Rows from a figure dataset
□ □ □ □ □ □ □

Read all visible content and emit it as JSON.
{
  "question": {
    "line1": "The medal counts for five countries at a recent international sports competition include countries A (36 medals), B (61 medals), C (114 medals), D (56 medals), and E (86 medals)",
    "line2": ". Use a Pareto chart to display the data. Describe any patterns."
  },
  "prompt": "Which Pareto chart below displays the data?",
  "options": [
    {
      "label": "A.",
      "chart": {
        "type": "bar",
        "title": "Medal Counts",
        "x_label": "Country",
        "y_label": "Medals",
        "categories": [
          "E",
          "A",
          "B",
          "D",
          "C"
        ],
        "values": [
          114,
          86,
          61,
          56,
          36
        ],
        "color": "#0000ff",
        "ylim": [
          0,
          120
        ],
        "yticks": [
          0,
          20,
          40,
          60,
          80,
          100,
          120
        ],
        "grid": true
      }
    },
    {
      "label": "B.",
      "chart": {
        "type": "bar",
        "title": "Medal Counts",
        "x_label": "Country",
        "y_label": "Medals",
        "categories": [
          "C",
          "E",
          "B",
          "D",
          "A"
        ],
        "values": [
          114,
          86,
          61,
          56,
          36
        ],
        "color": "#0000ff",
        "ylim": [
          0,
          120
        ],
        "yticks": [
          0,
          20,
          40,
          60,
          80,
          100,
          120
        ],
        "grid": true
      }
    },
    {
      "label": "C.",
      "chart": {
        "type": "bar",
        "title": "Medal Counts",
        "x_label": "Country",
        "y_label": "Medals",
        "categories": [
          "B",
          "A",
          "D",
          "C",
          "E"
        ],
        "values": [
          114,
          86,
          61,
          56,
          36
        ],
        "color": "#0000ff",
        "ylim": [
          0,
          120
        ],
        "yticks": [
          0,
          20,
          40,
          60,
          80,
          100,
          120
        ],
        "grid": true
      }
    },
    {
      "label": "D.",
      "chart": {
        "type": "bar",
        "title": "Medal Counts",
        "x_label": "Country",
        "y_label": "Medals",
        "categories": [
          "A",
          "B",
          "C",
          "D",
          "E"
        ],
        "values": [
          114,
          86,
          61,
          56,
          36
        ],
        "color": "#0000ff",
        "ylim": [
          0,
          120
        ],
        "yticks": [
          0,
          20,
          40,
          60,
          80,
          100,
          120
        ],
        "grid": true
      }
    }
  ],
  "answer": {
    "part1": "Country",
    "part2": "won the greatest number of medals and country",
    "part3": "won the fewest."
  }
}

□ □ □ □ □ □ □

Word for word, restate all of the data shown above.

Read all visible content and emit it as JSON.
{
  "question": {
    "line1": "The medal counts for five countries at a recent international sports competition include countries A (36 medals), B (61 medals), C (114 medals), D (56 medals), and E (86 medals)",
    "line2": ". Use a Pareto chart to display the data. Describe any patterns."
  },
  "prompt": "Which Pareto chart below displays the data?",
  "options": [
    {
      "label": "A.",
      "chart": {
        "type": "bar",
        "title": "Medal Counts",
        "x_label": "Country",
        "y_label": "Medals",
        "categories": [
          "E",
          "A",
          "B",
          "D",
          "C"
        ],
        "values": [
          114,
          86,
          61,
          56,
          36
        ],
        "color": "#0000ff",
        "ylim": [
          0,
          120
        ],
        "yticks": [
          0,
          20,
          40,
          60,
          80,
          100,
          120
        ],
        "grid": true
      }
    },
    {
      "label": "B.",
      "chart": {
        "type": "bar",
        "title": "Medal Counts",
        "x_label": "Country",
        "y_label": "Medals",
        "categories": [
          "C",
          "E",
          "B",
          "D",
          "A"
        ],
        "values": [
          114,
          86,
          61,
          56,
          36
        ],
        "color": "#0000ff",
        "ylim": [
          0,
          120
        ],
        "yticks": [
          0,
          20,
          40,
          60,
          80,
          100,
          120
        ],
        "grid": true
      }
    },
    {
      "label": "C.",
      "chart": {
        "type": "bar",
        "title": "Medal Counts",
        "x_label": "Country",
        "y_label": "Medals",
        "categories": [
          "B",
          "A",
          "D",
          "C",
          "E"
        ],
        "values": [
          114,
          86,
          61,
          56,
          36
        ],
        "color": "#0000ff",
        "ylim": [
          0,
          120
        ],
        "yticks": [
          0,
          20,
          40,
          60,
          80,
          100,
          120
        ],
        "grid": true
      }
    },
    {
      "label": "D.",
      "chart": {
        "type": "bar",
        "title": "Medal Counts",
        "x_label": "Country",
        "y_label": "Medals",
        "categories": [
          "A",
          "B",
          "C",
          "D",
          "E"
        ],
        "values": [
          114,
          86,
          61,
          56,
          36
        ],
        "color": "#0000ff",
        "ylim": [
          0,
          120
        ],
        "yticks": [
          0,
          20,
          40,
          60,
          80,
          100,
          120
        ],
        "grid": true
      }
    }
  ],
  "answer": {
    "part1": "Country",
    "part2": "won the greatest number of medals and country",
    "part3": "won the fewest."
  }
}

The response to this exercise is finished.